[Listing]
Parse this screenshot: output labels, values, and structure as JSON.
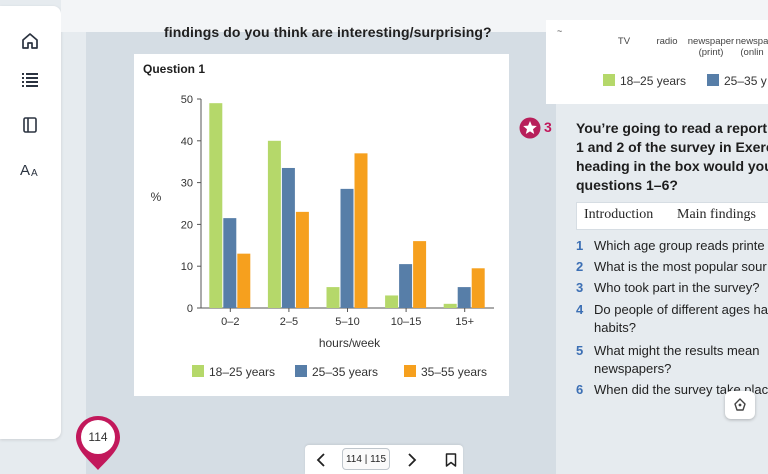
{
  "sidebar": {
    "items": [
      {
        "icon": "home-icon"
      },
      {
        "icon": "list-icon"
      },
      {
        "icon": "book-icon"
      },
      {
        "icon": "font-size-icon"
      }
    ]
  },
  "main": {
    "heading_fragment": "findings do you think are interesting/surprising?"
  },
  "chart_data": {
    "type": "bar",
    "title": "Question 1",
    "xlabel": "hours/week",
    "ylabel": "%",
    "categories": [
      "0–2",
      "2–5",
      "5–10",
      "10–15",
      "15+"
    ],
    "ylim": [
      0,
      50
    ],
    "yticks": [
      0,
      10,
      20,
      30,
      40,
      50
    ],
    "series": [
      {
        "name": "18–25 years",
        "color": "#b5d86a",
        "values": [
          49,
          40,
          5,
          3,
          1
        ]
      },
      {
        "name": "25–35 years",
        "color": "#577ea8",
        "values": [
          21.5,
          33.5,
          28.5,
          10.5,
          5
        ]
      },
      {
        "name": "35–55 years",
        "color": "#f6a01e",
        "values": [
          13,
          23,
          37,
          16,
          9.5
        ]
      }
    ],
    "legend_position": "bottom",
    "grid": false
  },
  "right_chart": {
    "cutoff_label": "~",
    "categories": [
      "TV",
      "radio",
      "newspaper\n(print)",
      "newspa\n(onlin"
    ],
    "legend": [
      {
        "name": "18–25 years",
        "color": "#b5d86a"
      },
      {
        "name": "25–35 y",
        "color": "#577ea8"
      }
    ]
  },
  "exercise": {
    "number": "3",
    "lines": [
      "You’re going to read a report b",
      "1 and 2 of the survey in Exerci",
      "heading in the box would you",
      "questions 1–6?"
    ],
    "box_items": [
      "Introduction",
      "Main findings"
    ],
    "questions": [
      {
        "n": "1",
        "lines": [
          "Which age group reads printe"
        ]
      },
      {
        "n": "2",
        "lines": [
          "What is the most popular sour"
        ]
      },
      {
        "n": "3",
        "lines": [
          "Who took part in the survey?"
        ]
      },
      {
        "n": "4",
        "lines": [
          "Do people of different ages ha",
          "habits?"
        ]
      },
      {
        "n": "5",
        "lines": [
          "What might the results mean",
          "newspapers?"
        ]
      },
      {
        "n": "6",
        "lines": [
          "When did the survey take plac"
        ]
      }
    ]
  },
  "page_marker": {
    "label": "114"
  },
  "pager": {
    "indicator": "114 | 115"
  }
}
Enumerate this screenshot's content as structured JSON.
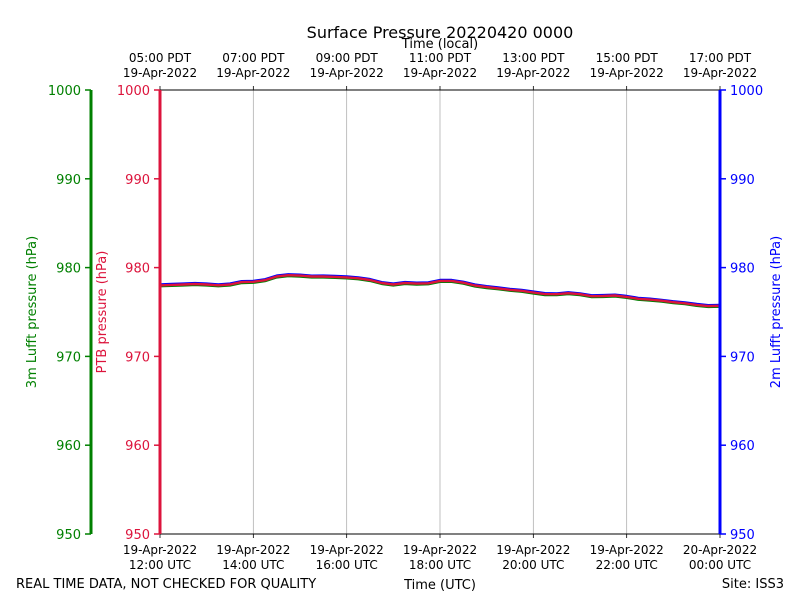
{
  "chart_data": {
    "type": "line",
    "title": "Surface Pressure 20220420 0000",
    "top_xlabel": "Time (local)",
    "xlabel": "Time (UTC)",
    "bottom_ticks": [
      {
        "line1": "19-Apr-2022",
        "line2": "12:00 UTC"
      },
      {
        "line1": "19-Apr-2022",
        "line2": "14:00 UTC"
      },
      {
        "line1": "19-Apr-2022",
        "line2": "16:00 UTC"
      },
      {
        "line1": "19-Apr-2022",
        "line2": "18:00 UTC"
      },
      {
        "line1": "19-Apr-2022",
        "line2": "20:00 UTC"
      },
      {
        "line1": "19-Apr-2022",
        "line2": "22:00 UTC"
      },
      {
        "line1": "20-Apr-2022",
        "line2": "00:00 UTC"
      }
    ],
    "top_ticks": [
      {
        "line1": "05:00 PDT",
        "line2": "19-Apr-2022"
      },
      {
        "line1": "07:00 PDT",
        "line2": "19-Apr-2022"
      },
      {
        "line1": "09:00 PDT",
        "line2": "19-Apr-2022"
      },
      {
        "line1": "11:00 PDT",
        "line2": "19-Apr-2022"
      },
      {
        "line1": "13:00 PDT",
        "line2": "19-Apr-2022"
      },
      {
        "line1": "15:00 PDT",
        "line2": "19-Apr-2022"
      },
      {
        "line1": "17:00 PDT",
        "line2": "19-Apr-2022"
      }
    ],
    "x_hours_utc": [
      12,
      12.5,
      13,
      13.5,
      14,
      14.5,
      15,
      15.5,
      16,
      16.5,
      17,
      17.5,
      18,
      18.5,
      19,
      19.5,
      20,
      20.5,
      21,
      21.5,
      22,
      22.5,
      23,
      23.5,
      24
    ],
    "xlim_hours_utc": [
      12,
      24
    ],
    "ylim": [
      950,
      1000
    ],
    "yticks": [
      950,
      960,
      970,
      980,
      990,
      1000
    ],
    "y_axes": [
      {
        "name": "ptb",
        "label": "PTB pressure (hPa)",
        "color": "#dc143c"
      },
      {
        "name": "lufft3m",
        "label": "3m Lufft pressure (hPa)",
        "color": "#008000"
      },
      {
        "name": "lufft2m",
        "label": "2m Lufft pressure (hPa)",
        "color": "#0000ff"
      }
    ],
    "grid_x": true,
    "series": [
      {
        "axis": "lufft2m",
        "color": "#0000ff",
        "values": [
          978.1,
          978.2,
          978.2,
          978.2,
          978.5,
          979.1,
          979.2,
          979.1,
          979.0,
          978.7,
          978.2,
          978.3,
          978.6,
          978.4,
          977.9,
          977.6,
          977.3,
          977.1,
          977.1,
          976.9,
          976.8,
          976.5,
          976.2,
          975.9,
          975.8
        ]
      },
      {
        "axis": "lufft3m",
        "color": "#008000",
        "values": [
          977.9,
          978.0,
          978.0,
          978.0,
          978.3,
          978.9,
          979.0,
          978.9,
          978.8,
          978.5,
          978.0,
          978.1,
          978.4,
          978.2,
          977.7,
          977.4,
          977.1,
          976.9,
          976.9,
          976.7,
          976.6,
          976.3,
          976.0,
          975.7,
          975.6
        ]
      },
      {
        "axis": "ptb",
        "color": "#dc143c",
        "values": [
          978.0,
          978.1,
          978.1,
          978.1,
          978.4,
          979.0,
          979.1,
          979.0,
          978.9,
          978.6,
          978.1,
          978.2,
          978.5,
          978.3,
          977.8,
          977.5,
          977.2,
          977.0,
          977.0,
          976.8,
          976.7,
          976.4,
          976.1,
          975.8,
          975.7
        ]
      }
    ]
  },
  "footer": {
    "note": "REAL TIME DATA, NOT CHECKED FOR QUALITY",
    "site": "Site: ISS3"
  }
}
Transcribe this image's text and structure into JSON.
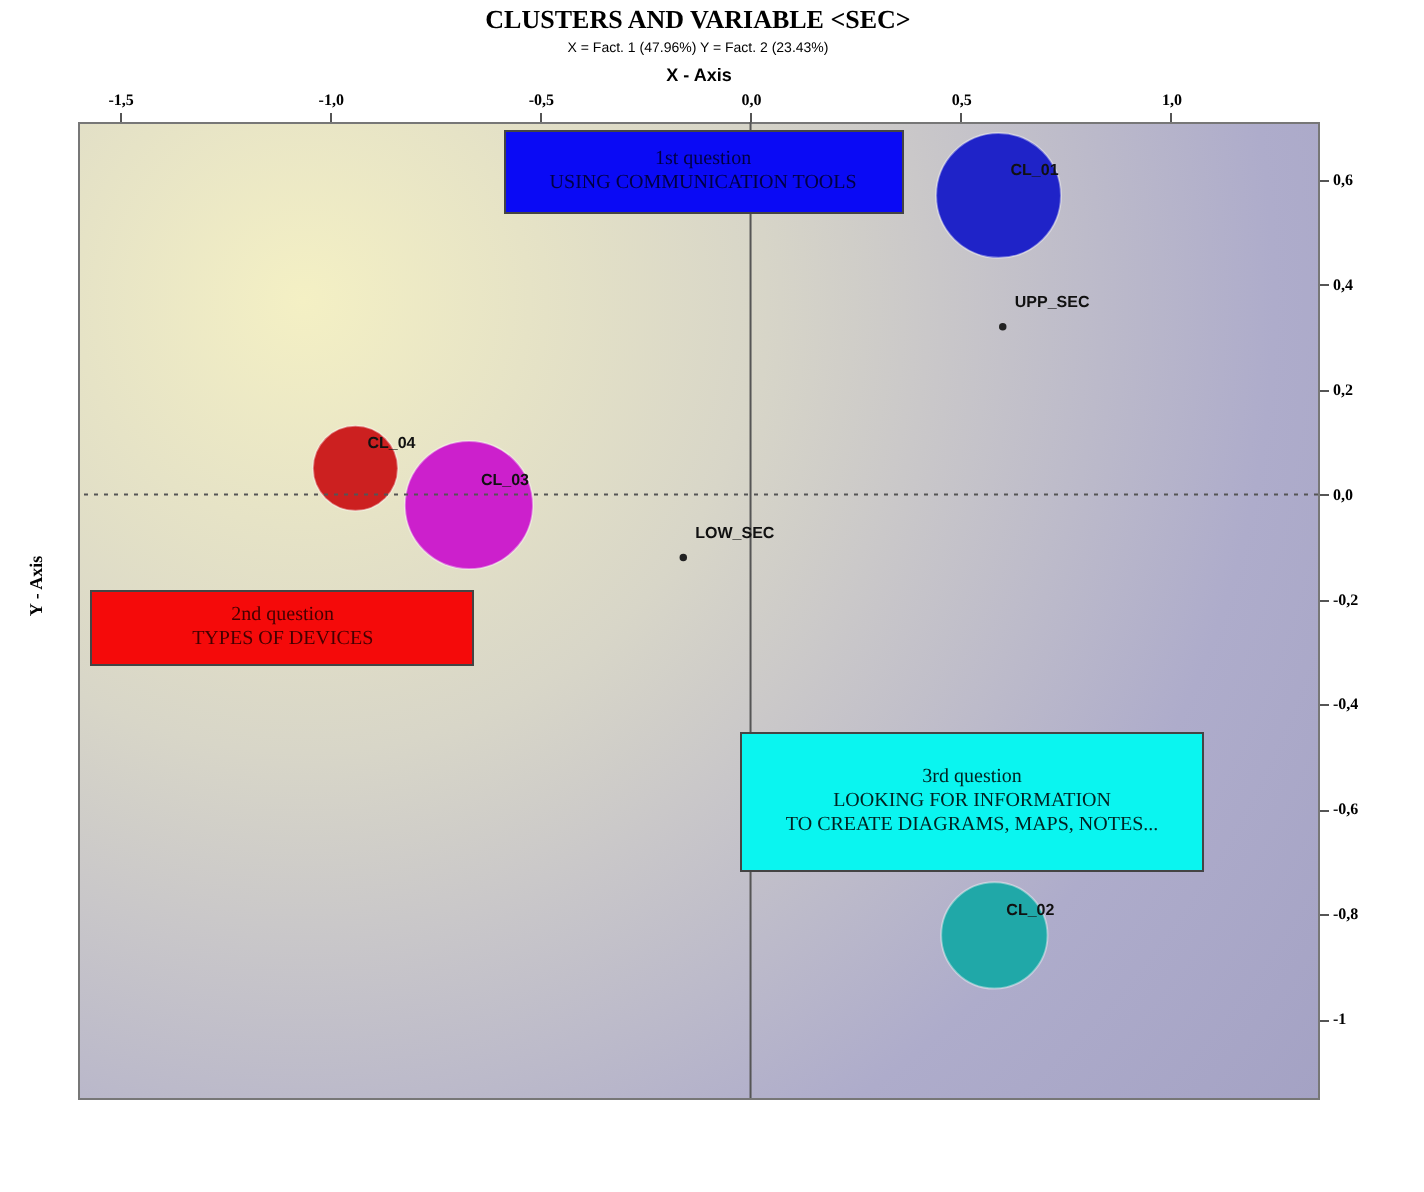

[Prompt] Omit every image. Quote each record exactly.

[Task response]
Parse this screenshot: output labels, values, and structure as JSON.
{
  "sidebar": {
    "items": [
      {
        "icon": "home-icon"
      },
      {
        "icon": "list-icon"
      },
      {
        "icon": "book-icon"
      },
      {
        "icon": "font-size-icon"
      }
    ]
  },
  "main": {
    "heading_fragment": "findings do you think are interesting/surprising?"
  },
  "chart_data": {
    "type": "bar",
    "title": "Question 1",
    "xlabel": "hours/week",
    "ylabel": "%",
    "categories": [
      "0–2",
      "2–5",
      "5–10",
      "10–15",
      "15+"
    ],
    "ylim": [
      0,
      50
    ],
    "yticks": [
      0,
      10,
      20,
      30,
      40,
      50
    ],
    "series": [
      {
        "name": "18–25 years",
        "color": "#b5d86a",
        "values": [
          49,
          40,
          5,
          3,
          1
        ]
      },
      {
        "name": "25–35 years",
        "color": "#577ea8",
        "values": [
          21.5,
          33.5,
          28.5,
          10.5,
          5
        ]
      },
      {
        "name": "35–55 years",
        "color": "#f6a01e",
        "values": [
          13,
          23,
          37,
          16,
          9.5
        ]
      }
    ],
    "legend_position": "bottom",
    "grid": false
  },
  "right_chart": {
    "cutoff_label": "~",
    "categories": [
      "TV",
      "radio",
      "newspaper\n(print)",
      "newspa\n(onlin"
    ],
    "legend": [
      {
        "name": "18–25 years",
        "color": "#b5d86a"
      },
      {
        "name": "25–35 y",
        "color": "#577ea8"
      }
    ]
  },
  "exercise": {
    "number": "3",
    "lines": [
      "You’re going to read a report b",
      "1 and 2 of the survey in Exerci",
      "heading in the box would you",
      "questions 1–6?"
    ],
    "box_items": [
      "Introduction",
      "Main findings"
    ],
    "questions": [
      {
        "n": "1",
        "lines": [
          "Which age group reads printe"
        ]
      },
      {
        "n": "2",
        "lines": [
          "What is the most popular sour"
        ]
      },
      {
        "n": "3",
        "lines": [
          "Who took part in the survey?"
        ]
      },
      {
        "n": "4",
        "lines": [
          "Do people of different ages ha",
          "habits?"
        ]
      },
      {
        "n": "5",
        "lines": [
          "What might the results mean",
          "newspapers?"
        ]
      },
      {
        "n": "6",
        "lines": [
          "When did the survey take plac"
        ]
      }
    ]
  },
  "page_marker": {
    "label": "114"
  },
  "pager": {
    "indicator": "114 | 115"
  }
}
Enumerate this screenshot's content as structured JSON.
{
  "chart_data": {
    "type": "line",
    "title": "Surface Pressure 20220420 0000",
    "top_xlabel": "Time (local)",
    "xlabel": "Time (UTC)",
    "bottom_ticks": [
      {
        "line1": "19-Apr-2022",
        "line2": "12:00 UTC"
      },
      {
        "line1": "19-Apr-2022",
        "line2": "14:00 UTC"
      },
      {
        "line1": "19-Apr-2022",
        "line2": "16:00 UTC"
      },
      {
        "line1": "19-Apr-2022",
        "line2": "18:00 UTC"
      },
      {
        "line1": "19-Apr-2022",
        "line2": "20:00 UTC"
      },
      {
        "line1": "19-Apr-2022",
        "line2": "22:00 UTC"
      },
      {
        "line1": "20-Apr-2022",
        "line2": "00:00 UTC"
      }
    ],
    "top_ticks": [
      {
        "line1": "05:00 PDT",
        "line2": "19-Apr-2022"
      },
      {
        "line1": "07:00 PDT",
        "line2": "19-Apr-2022"
      },
      {
        "line1": "09:00 PDT",
        "line2": "19-Apr-2022"
      },
      {
        "line1": "11:00 PDT",
        "line2": "19-Apr-2022"
      },
      {
        "line1": "13:00 PDT",
        "line2": "19-Apr-2022"
      },
      {
        "line1": "15:00 PDT",
        "line2": "19-Apr-2022"
      },
      {
        "line1": "17:00 PDT",
        "line2": "19-Apr-2022"
      }
    ],
    "x_hours_utc": [
      12,
      12.5,
      13,
      13.5,
      14,
      14.5,
      15,
      15.5,
      16,
      16.5,
      17,
      17.5,
      18,
      18.5,
      19,
      19.5,
      20,
      20.5,
      21,
      21.5,
      22,
      22.5,
      23,
      23.5,
      24
    ],
    "xlim_hours_utc": [
      12,
      24
    ],
    "ylim": [
      950,
      1000
    ],
    "yticks": [
      950,
      960,
      970,
      980,
      990,
      1000
    ],
    "y_axes": [
      {
        "name": "ptb",
        "label": "PTB pressure (hPa)",
        "color": "#dc143c"
      },
      {
        "name": "lufft3m",
        "label": "3m Lufft pressure (hPa)",
        "color": "#008000"
      },
      {
        "name": "lufft2m",
        "label": "2m Lufft pressure (hPa)",
        "color": "#0000ff"
      }
    ],
    "grid_x": true,
    "series": [
      {
        "axis": "lufft2m",
        "color": "#0000ff",
        "values": [
          978.1,
          978.2,
          978.2,
          978.2,
          978.5,
          979.1,
          979.2,
          979.1,
          979.0,
          978.7,
          978.2,
          978.3,
          978.6,
          978.4,
          977.9,
          977.6,
          977.3,
          977.1,
          977.1,
          976.9,
          976.8,
          976.5,
          976.2,
          975.9,
          975.8
        ]
      },
      {
        "axis": "lufft3m",
        "color": "#008000",
        "values": [
          977.9,
          978.0,
          978.0,
          978.0,
          978.3,
          978.9,
          979.0,
          978.9,
          978.8,
          978.5,
          978.0,
          978.1,
          978.4,
          978.2,
          977.7,
          977.4,
          977.1,
          976.9,
          976.9,
          976.7,
          976.6,
          976.3,
          976.0,
          975.7,
          975.6
        ]
      },
      {
        "axis": "ptb",
        "color": "#dc143c",
        "values": [
          978.0,
          978.1,
          978.1,
          978.1,
          978.4,
          979.0,
          979.1,
          979.0,
          978.9,
          978.6,
          978.1,
          978.2,
          978.5,
          978.3,
          977.8,
          977.5,
          977.2,
          977.0,
          977.0,
          976.8,
          976.7,
          976.4,
          976.1,
          975.8,
          975.7
        ]
      }
    ]
  },
  "footer": {
    "note": "REAL TIME DATA, NOT CHECKED FOR QUALITY",
    "site": "Site: ISS3"
  }
}
Transcribe this image's text and structure into JSON.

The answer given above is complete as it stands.